# Job
Return every line below in which "library" appears.

# Information given
========================

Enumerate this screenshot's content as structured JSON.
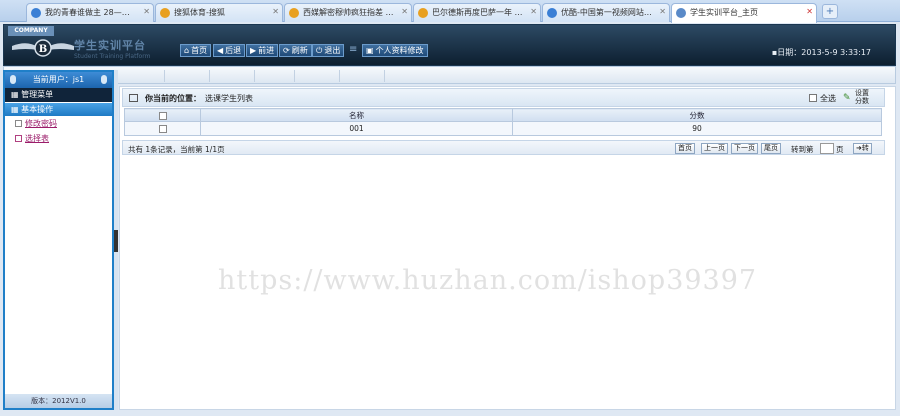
{
  "browser": {
    "tabs": [
      {
        "label": "我的青春谁做主 28—…"
      },
      {
        "label": "搜狐体育-搜狐"
      },
      {
        "label": "西媒解密穆帅疯狂指差 …"
      },
      {
        "label": "巴尔德斯再度巴萨一年 …"
      },
      {
        "label": "优酷-中国第一视频网站…"
      },
      {
        "label": "学生实训平台_主页"
      }
    ],
    "new_tab": "+"
  },
  "header": {
    "company": "COMPANY",
    "brand": "学生实训平台",
    "brand_sub": "Student Training Platform",
    "nav": [
      {
        "icon": "⌂",
        "label": "首页"
      },
      {
        "icon": "◀",
        "label": "后退"
      },
      {
        "icon": "▶",
        "label": "前进"
      },
      {
        "icon": "⟳",
        "label": "刷新"
      },
      {
        "icon": "⏻",
        "label": "退出"
      }
    ],
    "separator": "≡",
    "profile_button": "个人资料修改",
    "date_label": "日期：",
    "date_value": "2013-5-9 3:33:17"
  },
  "sidebar": {
    "current_user": "当前用户：js1",
    "menu_header": "管理菜单",
    "system_ops": "基本操作",
    "links": [
      {
        "label": "修改密码"
      },
      {
        "label": "选择表"
      }
    ],
    "version": "版本：2012V1.0"
  },
  "main": {
    "location_label": "你当前的位置：",
    "location_value": "选课学生列表",
    "select_all": "全选",
    "set_score": "设置分数",
    "table": {
      "headers": [
        "",
        "名称",
        "分数"
      ],
      "rows": [
        {
          "name": "001",
          "score": "90"
        }
      ]
    },
    "pager": {
      "summary": "共有 1条记录，当前第 1/1页",
      "first": "首页",
      "prev": "上一页",
      "next": "下一页",
      "last": "尾页",
      "jump_label": "转到第",
      "page_unit": "页",
      "go": "➜转"
    }
  },
  "watermark": "https://www.huzhan.com/ishop39397"
}
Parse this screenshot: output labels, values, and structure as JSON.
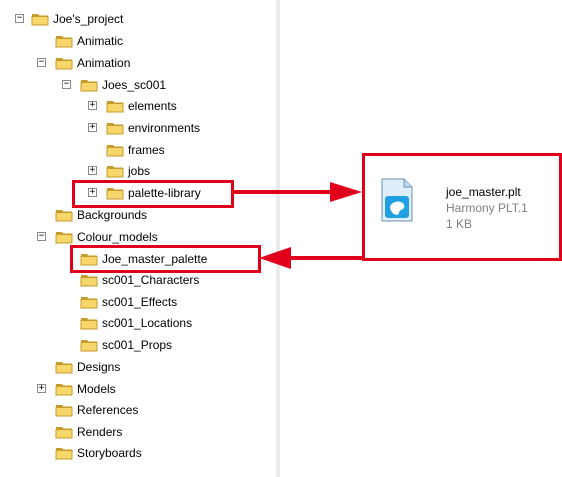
{
  "tree": [
    {
      "id": "joes-project",
      "label": "Joe's_project",
      "expander": "⊟"
    },
    {
      "id": "animatic",
      "label": "Animatic",
      "expander": null
    },
    {
      "id": "animation",
      "label": "Animation",
      "expander": "⊟"
    },
    {
      "id": "joes-sc001",
      "label": "Joes_sc001",
      "expander": "⊟"
    },
    {
      "id": "elements",
      "label": "elements",
      "expander": "⊞"
    },
    {
      "id": "environments",
      "label": "environments",
      "expander": "⊞"
    },
    {
      "id": "frames",
      "label": "frames",
      "expander": null
    },
    {
      "id": "jobs",
      "label": "jobs",
      "expander": "⊞"
    },
    {
      "id": "palette-library",
      "label": "palette-library",
      "expander": "⊞"
    },
    {
      "id": "backgrounds",
      "label": "Backgrounds",
      "expander": null
    },
    {
      "id": "colour-models",
      "label": "Colour_models",
      "expander": "⊟"
    },
    {
      "id": "joe-master-palette",
      "label": "Joe_master_palette",
      "expander": null
    },
    {
      "id": "sc001-characters",
      "label": "sc001_Characters",
      "expander": null
    },
    {
      "id": "sc001-effects",
      "label": "sc001_Effects",
      "expander": null
    },
    {
      "id": "sc001-locations",
      "label": "sc001_Locations",
      "expander": null
    },
    {
      "id": "sc001-props",
      "label": "sc001_Props",
      "expander": null
    },
    {
      "id": "designs",
      "label": "Designs",
      "expander": null
    },
    {
      "id": "models",
      "label": "Models",
      "expander": "⊞"
    },
    {
      "id": "references",
      "label": "References",
      "expander": null
    },
    {
      "id": "renders",
      "label": "Renders",
      "expander": null
    },
    {
      "id": "storyboards",
      "label": "Storyboards",
      "expander": null
    }
  ],
  "file": {
    "name": "joe_master.plt",
    "type": "Harmony PLT.1",
    "size": "1 KB",
    "icon": "palette-file-icon"
  },
  "colors": {
    "highlight": "#e0001b",
    "folder_fill": "#f7d66b",
    "folder_edge": "#c59b2a"
  }
}
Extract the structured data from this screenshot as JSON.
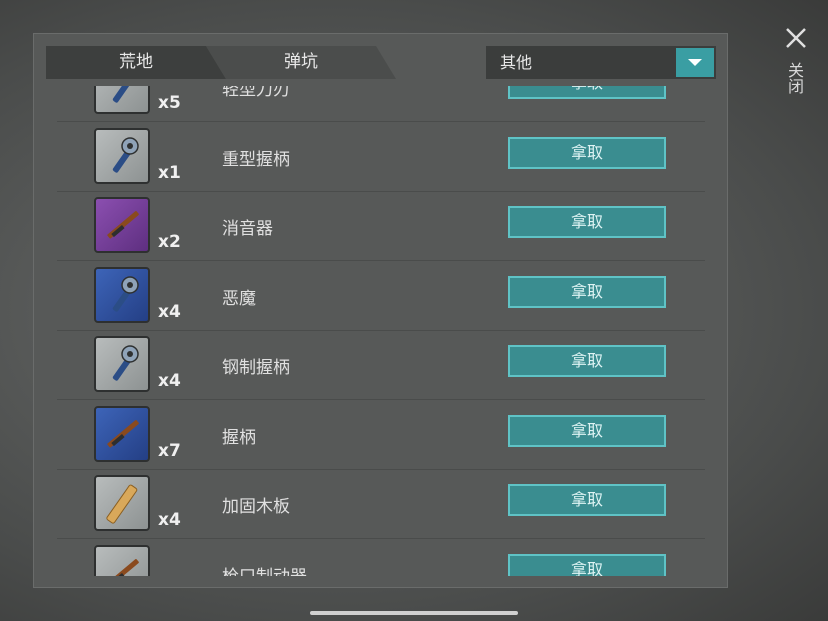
{
  "tabs": [
    {
      "label": "荒地"
    },
    {
      "label": "弹坑"
    }
  ],
  "filter": {
    "selected": "其他"
  },
  "close": {
    "label": "关闭"
  },
  "items": [
    {
      "name": "轻型刀刃",
      "qty": "x5",
      "button": "拿取",
      "rarity": "grey",
      "icon": "tool-icon"
    },
    {
      "name": "重型握柄",
      "qty": "x1",
      "button": "拿取",
      "rarity": "grey",
      "icon": "tool-icon"
    },
    {
      "name": "消音器",
      "qty": "x2",
      "button": "拿取",
      "rarity": "purple",
      "icon": "rifle-icon"
    },
    {
      "name": "恶魔",
      "qty": "x4",
      "button": "拿取",
      "rarity": "blue",
      "icon": "tool-icon"
    },
    {
      "name": "钢制握柄",
      "qty": "x4",
      "button": "拿取",
      "rarity": "grey",
      "icon": "tool-icon"
    },
    {
      "name": "握柄",
      "qty": "x7",
      "button": "拿取",
      "rarity": "blue",
      "icon": "rifle-icon"
    },
    {
      "name": "加固木板",
      "qty": "x4",
      "button": "拿取",
      "rarity": "grey",
      "icon": "plank-icon"
    },
    {
      "name": "枪口制动器",
      "qty": "",
      "button": "拿取",
      "rarity": "grey",
      "icon": "rifle-icon"
    }
  ],
  "colors": {
    "accent": "#3a9ea3",
    "button_border": "#5fc3c6"
  }
}
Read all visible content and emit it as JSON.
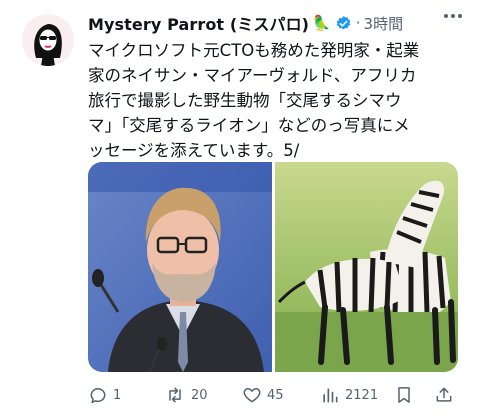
{
  "author": {
    "name": "Mystery Parrot (ミスパロ)",
    "parrot_emoji": "🦜",
    "avatar_icon": "woman-sunglasses-avatar",
    "verified": true
  },
  "meta": {
    "separator": "·",
    "time": "3時間"
  },
  "tweet": {
    "text": "マイクロソフト元CTOも務めた発明家・起業\n家のネイサン・マイアーヴォルド、アフリカ\n旅行で撮影した野生動物「交尾するシマウ\nマ」「交尾するライオン」などのっ写真にメ\nッセージを添えています。5/"
  },
  "media": [
    {
      "icon": "man-speaking-photo"
    },
    {
      "icon": "zebras-photo"
    }
  ],
  "actions": {
    "replies": "1",
    "retweets": "20",
    "likes": "45",
    "views": "2121"
  },
  "colors": {
    "text": "#0f1419",
    "secondary": "#536471",
    "verified": "#1d9bf0"
  }
}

========================

# Full output
      "id": "palette-library",
      "label": "palette-library",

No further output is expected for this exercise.